>> BEGIN Records

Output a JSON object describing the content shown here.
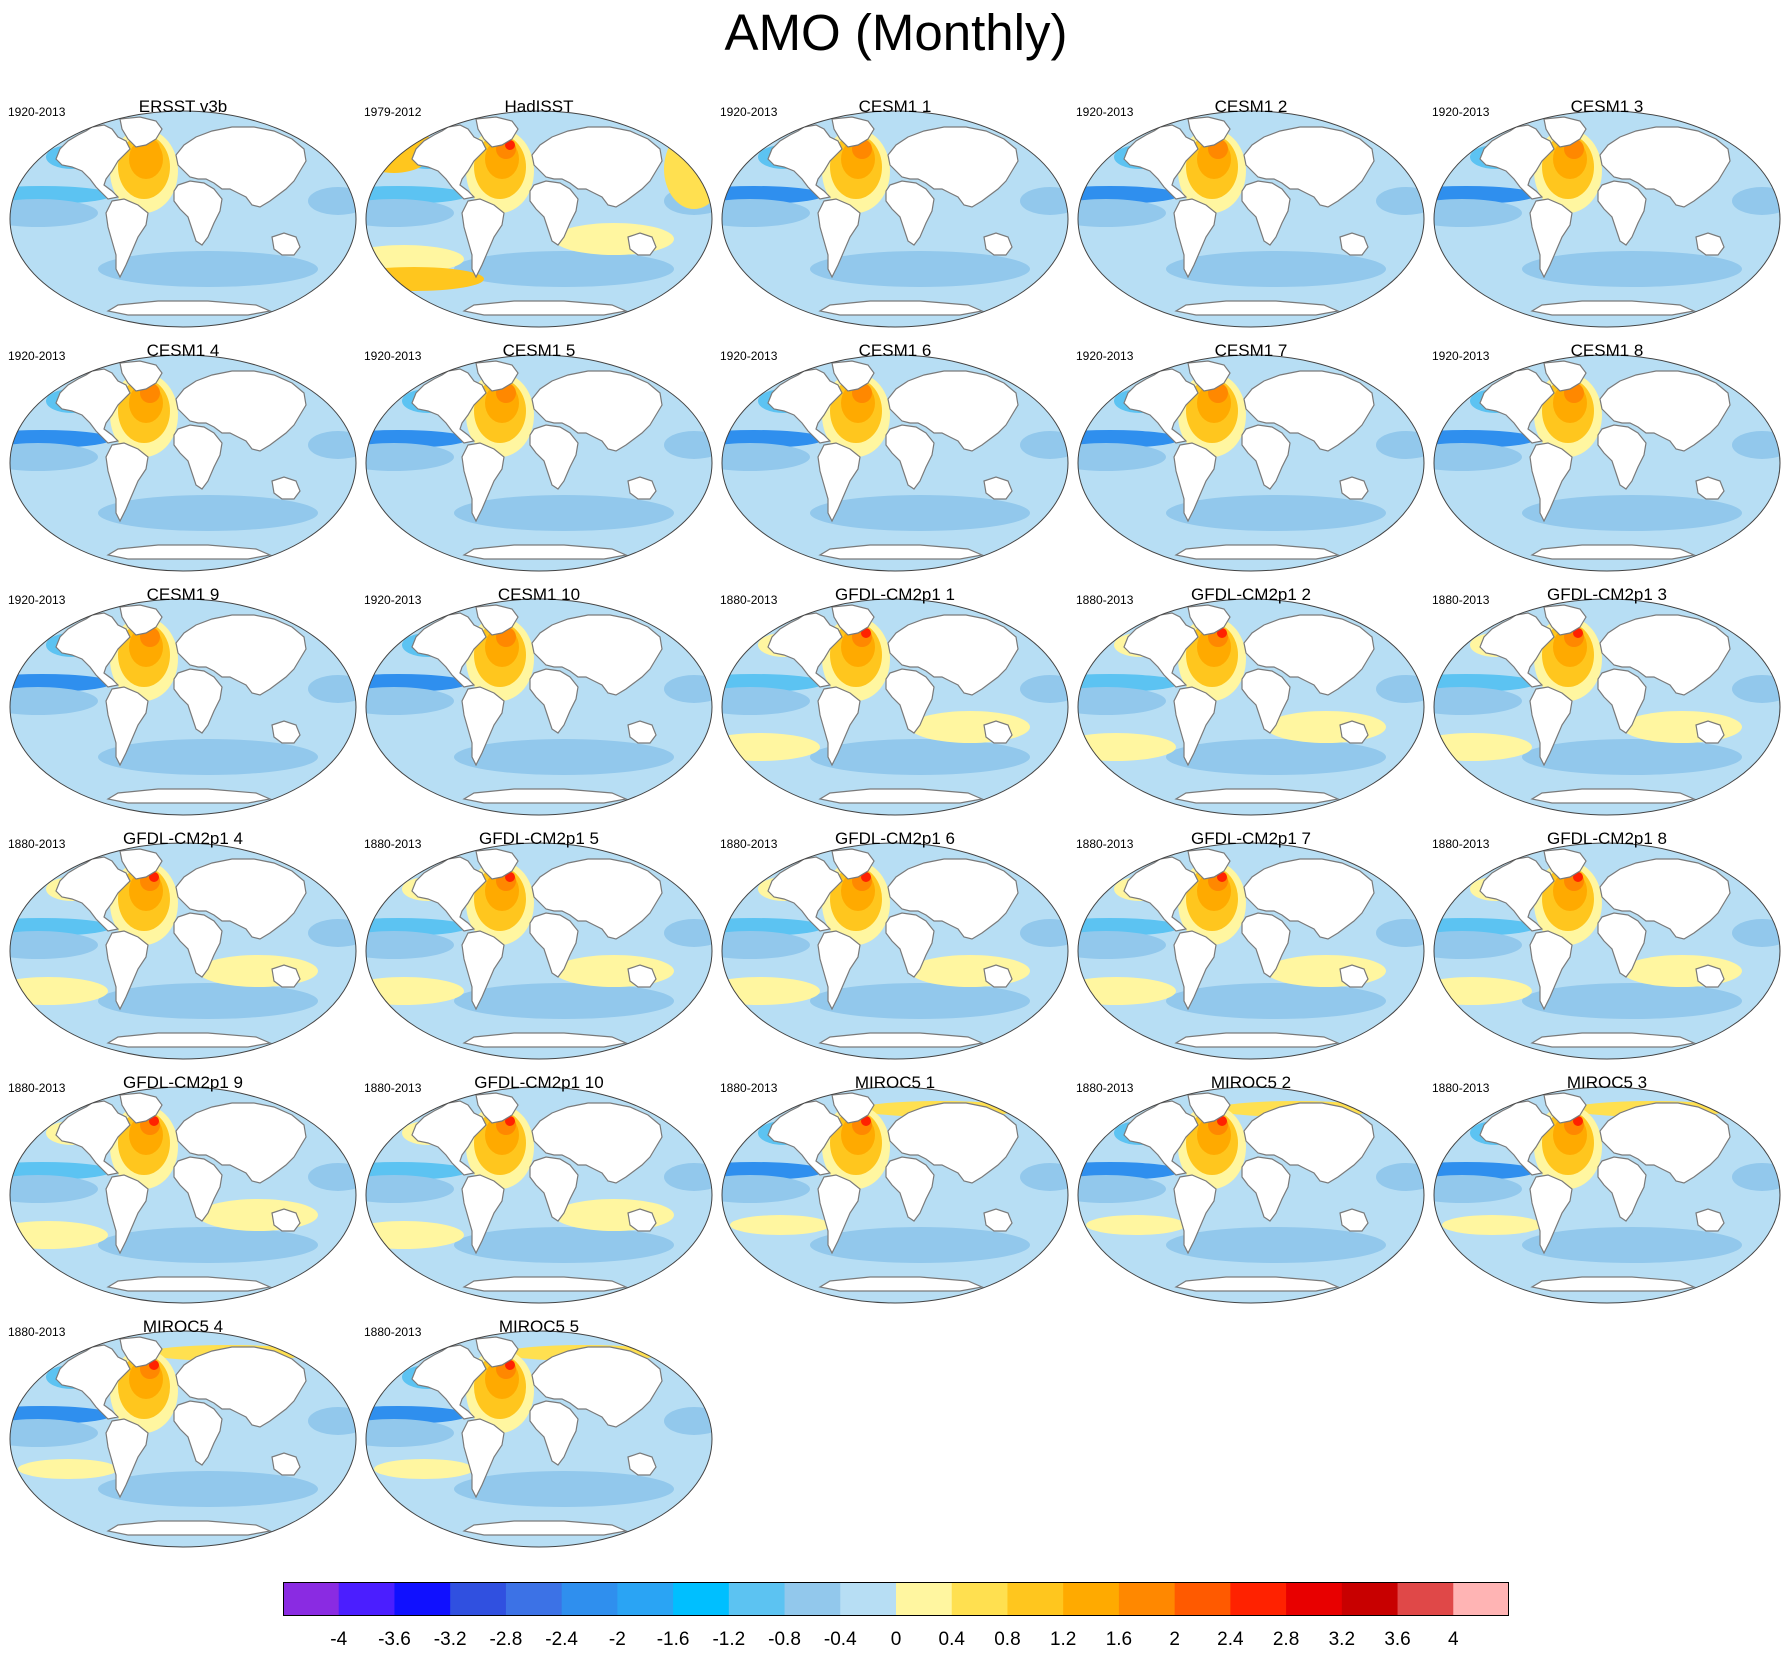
{
  "title": "AMO (Monthly)",
  "panels": [
    {
      "title": "ERSST v3b",
      "years": "1920-2013",
      "variant": "obs"
    },
    {
      "title": "HadISST",
      "years": "1979-2012",
      "variant": "had"
    },
    {
      "title": "CESM1 1",
      "years": "1920-2013",
      "variant": "cesm"
    },
    {
      "title": "CESM1 2",
      "years": "1920-2013",
      "variant": "cesm"
    },
    {
      "title": "CESM1 3",
      "years": "1920-2013",
      "variant": "cesm"
    },
    {
      "title": "CESM1 4",
      "years": "1920-2013",
      "variant": "cesm"
    },
    {
      "title": "CESM1 5",
      "years": "1920-2013",
      "variant": "cesm"
    },
    {
      "title": "CESM1 6",
      "years": "1920-2013",
      "variant": "cesm"
    },
    {
      "title": "CESM1 7",
      "years": "1920-2013",
      "variant": "cesm"
    },
    {
      "title": "CESM1 8",
      "years": "1920-2013",
      "variant": "cesm"
    },
    {
      "title": "CESM1 9",
      "years": "1920-2013",
      "variant": "cesm"
    },
    {
      "title": "CESM1 10",
      "years": "1920-2013",
      "variant": "cesm"
    },
    {
      "title": "GFDL-CM2p1 1",
      "years": "1880-2013",
      "variant": "gfdl"
    },
    {
      "title": "GFDL-CM2p1 2",
      "years": "1880-2013",
      "variant": "gfdl"
    },
    {
      "title": "GFDL-CM2p1 3",
      "years": "1880-2013",
      "variant": "gfdl"
    },
    {
      "title": "GFDL-CM2p1 4",
      "years": "1880-2013",
      "variant": "gfdl"
    },
    {
      "title": "GFDL-CM2p1 5",
      "years": "1880-2013",
      "variant": "gfdl"
    },
    {
      "title": "GFDL-CM2p1 6",
      "years": "1880-2013",
      "variant": "gfdl"
    },
    {
      "title": "GFDL-CM2p1 7",
      "years": "1880-2013",
      "variant": "gfdl"
    },
    {
      "title": "GFDL-CM2p1 8",
      "years": "1880-2013",
      "variant": "gfdl"
    },
    {
      "title": "GFDL-CM2p1 9",
      "years": "1880-2013",
      "variant": "gfdl"
    },
    {
      "title": "GFDL-CM2p1 10",
      "years": "1880-2013",
      "variant": "gfdl"
    },
    {
      "title": "MIROC5 1",
      "years": "1880-2013",
      "variant": "miroc"
    },
    {
      "title": "MIROC5 2",
      "years": "1880-2013",
      "variant": "miroc"
    },
    {
      "title": "MIROC5 3",
      "years": "1880-2013",
      "variant": "miroc"
    },
    {
      "title": "MIROC5 4",
      "years": "1880-2013",
      "variant": "miroc"
    },
    {
      "title": "MIROC5 5",
      "years": "1880-2013",
      "variant": "miroc"
    }
  ],
  "colorbar": {
    "colors": [
      "#8a2be2",
      "#4b1eff",
      "#1010ff",
      "#3050e0",
      "#3c72e6",
      "#2f8fee",
      "#2aa4f4",
      "#00bfff",
      "#5cc3f2",
      "#92c8ec",
      "#b7def4",
      "#fff6a0",
      "#ffe050",
      "#ffc61e",
      "#ffaa00",
      "#ff8800",
      "#ff5a00",
      "#ff2200",
      "#e80000",
      "#c80000",
      "#e04848",
      "#ffb4b4"
    ],
    "labels": [
      "-4",
      "-3.6",
      "-3.2",
      "-2.8",
      "-2.4",
      "-2",
      "-1.6",
      "-1.2",
      "-0.8",
      "-0.4",
      "0",
      "0.4",
      "0.8",
      "1.2",
      "1.6",
      "2",
      "2.4",
      "2.8",
      "3.2",
      "3.6",
      "4"
    ]
  }
}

>> END Records

### Directions for this task:
Using the material above, set down every line exactly, but skip the pictures.

### Complete answer:
Output a JSON object describing the content shown here.
{
  "title": "AMO (Monthly)",
  "panels": [
    {
      "title": "ERSST v3b",
      "years": "1920-2013",
      "variant": "obs"
    },
    {
      "title": "HadISST",
      "years": "1979-2012",
      "variant": "had"
    },
    {
      "title": "CESM1 1",
      "years": "1920-2013",
      "variant": "cesm"
    },
    {
      "title": "CESM1 2",
      "years": "1920-2013",
      "variant": "cesm"
    },
    {
      "title": "CESM1 3",
      "years": "1920-2013",
      "variant": "cesm"
    },
    {
      "title": "CESM1 4",
      "years": "1920-2013",
      "variant": "cesm"
    },
    {
      "title": "CESM1 5",
      "years": "1920-2013",
      "variant": "cesm"
    },
    {
      "title": "CESM1 6",
      "years": "1920-2013",
      "variant": "cesm"
    },
    {
      "title": "CESM1 7",
      "years": "1920-2013",
      "variant": "cesm"
    },
    {
      "title": "CESM1 8",
      "years": "1920-2013",
      "variant": "cesm"
    },
    {
      "title": "CESM1 9",
      "years": "1920-2013",
      "variant": "cesm"
    },
    {
      "title": "CESM1 10",
      "years": "1920-2013",
      "variant": "cesm"
    },
    {
      "title": "GFDL-CM2p1 1",
      "years": "1880-2013",
      "variant": "gfdl"
    },
    {
      "title": "GFDL-CM2p1 2",
      "years": "1880-2013",
      "variant": "gfdl"
    },
    {
      "title": "GFDL-CM2p1 3",
      "years": "1880-2013",
      "variant": "gfdl"
    },
    {
      "title": "GFDL-CM2p1 4",
      "years": "1880-2013",
      "variant": "gfdl"
    },
    {
      "title": "GFDL-CM2p1 5",
      "years": "1880-2013",
      "variant": "gfdl"
    },
    {
      "title": "GFDL-CM2p1 6",
      "years": "1880-2013",
      "variant": "gfdl"
    },
    {
      "title": "GFDL-CM2p1 7",
      "years": "1880-2013",
      "variant": "gfdl"
    },
    {
      "title": "GFDL-CM2p1 8",
      "years": "1880-2013",
      "variant": "gfdl"
    },
    {
      "title": "GFDL-CM2p1 9",
      "years": "1880-2013",
      "variant": "gfdl"
    },
    {
      "title": "GFDL-CM2p1 10",
      "years": "1880-2013",
      "variant": "gfdl"
    },
    {
      "title": "MIROC5 1",
      "years": "1880-2013",
      "variant": "miroc"
    },
    {
      "title": "MIROC5 2",
      "years": "1880-2013",
      "variant": "miroc"
    },
    {
      "title": "MIROC5 3",
      "years": "1880-2013",
      "variant": "miroc"
    },
    {
      "title": "MIROC5 4",
      "years": "1880-2013",
      "variant": "miroc"
    },
    {
      "title": "MIROC5 5",
      "years": "1880-2013",
      "variant": "miroc"
    }
  ],
  "colorbar": {
    "colors": [
      "#8a2be2",
      "#4b1eff",
      "#1010ff",
      "#3050e0",
      "#3c72e6",
      "#2f8fee",
      "#2aa4f4",
      "#00bfff",
      "#5cc3f2",
      "#92c8ec",
      "#b7def4",
      "#fff6a0",
      "#ffe050",
      "#ffc61e",
      "#ffaa00",
      "#ff8800",
      "#ff5a00",
      "#ff2200",
      "#e80000",
      "#c80000",
      "#e04848",
      "#ffb4b4"
    ],
    "labels": [
      "-4",
      "-3.6",
      "-3.2",
      "-2.8",
      "-2.4",
      "-2",
      "-1.6",
      "-1.2",
      "-0.8",
      "-0.4",
      "0",
      "0.4",
      "0.8",
      "1.2",
      "1.6",
      "2",
      "2.4",
      "2.8",
      "3.2",
      "3.6",
      "4"
    ]
  }
}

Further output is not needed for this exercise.